Supplied information:
########
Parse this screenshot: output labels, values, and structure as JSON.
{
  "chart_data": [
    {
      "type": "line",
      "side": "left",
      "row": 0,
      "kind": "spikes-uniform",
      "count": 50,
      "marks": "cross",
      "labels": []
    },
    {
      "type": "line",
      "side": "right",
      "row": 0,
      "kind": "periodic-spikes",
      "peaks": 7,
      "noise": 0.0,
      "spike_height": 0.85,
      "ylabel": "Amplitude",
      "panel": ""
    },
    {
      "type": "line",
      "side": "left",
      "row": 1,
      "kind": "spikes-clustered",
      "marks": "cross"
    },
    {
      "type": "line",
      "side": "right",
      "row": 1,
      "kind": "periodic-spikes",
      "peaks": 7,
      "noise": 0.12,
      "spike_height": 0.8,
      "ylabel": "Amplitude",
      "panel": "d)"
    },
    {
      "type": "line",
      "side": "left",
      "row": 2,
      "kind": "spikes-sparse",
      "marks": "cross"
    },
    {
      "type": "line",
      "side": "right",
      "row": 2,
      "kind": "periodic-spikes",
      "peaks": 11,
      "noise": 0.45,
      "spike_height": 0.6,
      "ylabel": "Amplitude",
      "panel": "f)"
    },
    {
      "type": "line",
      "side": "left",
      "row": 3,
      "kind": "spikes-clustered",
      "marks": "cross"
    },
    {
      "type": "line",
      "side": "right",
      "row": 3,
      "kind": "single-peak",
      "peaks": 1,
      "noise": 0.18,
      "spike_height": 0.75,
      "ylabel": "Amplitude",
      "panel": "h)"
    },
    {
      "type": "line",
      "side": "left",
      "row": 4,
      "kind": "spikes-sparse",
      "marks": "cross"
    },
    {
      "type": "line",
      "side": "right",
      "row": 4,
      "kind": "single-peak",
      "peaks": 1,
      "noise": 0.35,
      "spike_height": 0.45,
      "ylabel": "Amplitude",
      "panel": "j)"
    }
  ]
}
########
Direction: Your task is to return the full listing exactly as it was given.

Result of the exercise:
Parse this screenshot: output labels, values, and structure as JSON.
{
  "chart_data": [
    {
      "type": "line",
      "side": "left",
      "row": 0,
      "kind": "spikes-uniform",
      "count": 50,
      "marks": "cross",
      "labels": []
    },
    {
      "type": "line",
      "side": "right",
      "row": 0,
      "kind": "periodic-spikes",
      "peaks": 7,
      "noise": 0.0,
      "spike_height": 0.85,
      "ylabel": "Amplitude",
      "panel": ""
    },
    {
      "type": "line",
      "side": "left",
      "row": 1,
      "kind": "spikes-clustered",
      "marks": "cross"
    },
    {
      "type": "line",
      "side": "right",
      "row": 1,
      "kind": "periodic-spikes",
      "peaks": 7,
      "noise": 0.12,
      "spike_height": 0.8,
      "ylabel": "Amplitude",
      "panel": "d)"
    },
    {
      "type": "line",
      "side": "left",
      "row": 2,
      "kind": "spikes-sparse",
      "marks": "cross"
    },
    {
      "type": "line",
      "side": "right",
      "row": 2,
      "kind": "periodic-spikes",
      "peaks": 11,
      "noise": 0.45,
      "spike_height": 0.6,
      "ylabel": "Amplitude",
      "panel": "f)"
    },
    {
      "type": "line",
      "side": "left",
      "row": 3,
      "kind": "spikes-clustered",
      "marks": "cross"
    },
    {
      "type": "line",
      "side": "right",
      "row": 3,
      "kind": "single-peak",
      "peaks": 1,
      "noise": 0.18,
      "spike_height": 0.75,
      "ylabel": "Amplitude",
      "panel": "h)"
    },
    {
      "type": "line",
      "side": "left",
      "row": 4,
      "kind": "spikes-sparse",
      "marks": "cross"
    },
    {
      "type": "line",
      "side": "right",
      "row": 4,
      "kind": "single-peak",
      "peaks": 1,
      "noise": 0.35,
      "spike_height": 0.45,
      "ylabel": "Amplitude",
      "panel": "j)"
    }
  ]
}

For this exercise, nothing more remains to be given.